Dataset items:
- - -

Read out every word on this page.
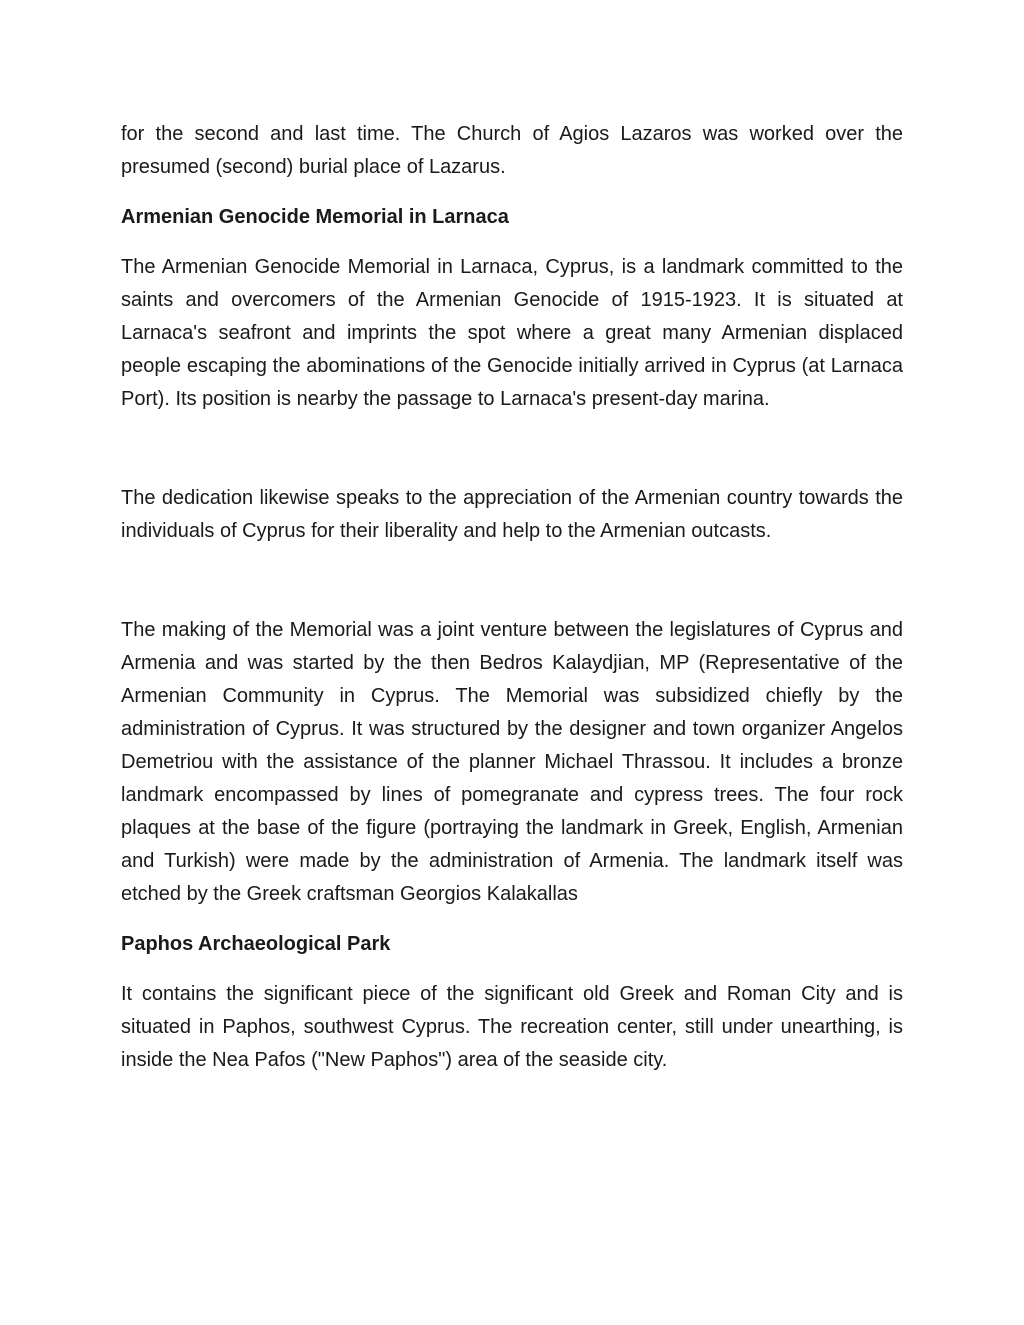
for the second and last time. The Church of Agios Lazaros was worked over the presumed (second) burial place of Lazarus.

Armenian Genocide Memorial in Larnaca

The Armenian Genocide Memorial in Larnaca, Cyprus, is a landmark committed to the saints and overcomers of the Armenian Genocide of 1915-1923. It is situated at Larnaca's seafront and imprints the spot where a great many Armenian displaced people escaping the abominations of the Genocide initially arrived in Cyprus (at Larnaca Port). Its position is nearby the passage to Larnaca's present-day marina.

The dedication likewise speaks to the appreciation of the Armenian country towards the individuals of Cyprus for their liberality and help to the Armenian outcasts.

The making of the Memorial was a joint venture between the legislatures of Cyprus and Armenia and was started by the then Bedros Kalaydjian, MP (Representative of the Armenian Community in Cyprus. The Memorial was subsidized chiefly by the administration of Cyprus. It was structured by the designer and town organizer Angelos Demetriou with the assistance of the planner Michael Thrassou. It includes a bronze landmark encompassed by lines of pomegranate and cypress trees. The four rock plaques at the base of the figure (portraying the landmark in Greek, English, Armenian and Turkish) were made by the administration of Armenia. The landmark itself was etched by the Greek craftsman Georgios Kalakallas

Paphos Archaeological Park

It contains the significant piece of the significant old Greek and Roman City and is situated in Paphos, southwest Cyprus. The recreation center, still under unearthing, is inside the Nea Pafos ("New Paphos") area of the seaside city.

- - -

Copy out the whole listing exactly, and don't carry over any pictures.

Read out every word on this page.
for the second and last time. The Church of Agios Lazaros was worked over the presumed (second) burial place of Lazarus.

Armenian Genocide Memorial in Larnaca

The Armenian Genocide Memorial in Larnaca, Cyprus, is a landmark committed to the saints and overcomers of the Armenian Genocide of 1915-1923. It is situated at Larnaca's seafront and imprints the spot where a great many Armenian displaced people escaping the abominations of the Genocide initially arrived in Cyprus (at Larnaca Port). Its position is nearby the passage to Larnaca's present-day marina.

The dedication likewise speaks to the appreciation of the Armenian country towards the individuals of Cyprus for their liberality and help to the Armenian outcasts.

The making of the Memorial was a joint venture between the legislatures of Cyprus and Armenia and was started by the then Bedros Kalaydjian, MP (Representative of the Armenian Community in Cyprus. The Memorial was subsidized chiefly by the administration of Cyprus. It was structured by the designer and town organizer Angelos Demetriou with the assistance of the planner Michael Thrassou. It includes a bronze landmark encompassed by lines of pomegranate and cypress trees. The four rock plaques at the base of the figure (portraying the landmark in Greek, English, Armenian and Turkish) were made by the administration of Armenia. The landmark itself was etched by the Greek craftsman Georgios Kalakallas

Paphos Archaeological Park

It contains the significant piece of the significant old Greek and Roman City and is situated in Paphos, southwest Cyprus. The recreation center, still under unearthing, is inside the Nea Pafos ("New Paphos") area of the seaside city.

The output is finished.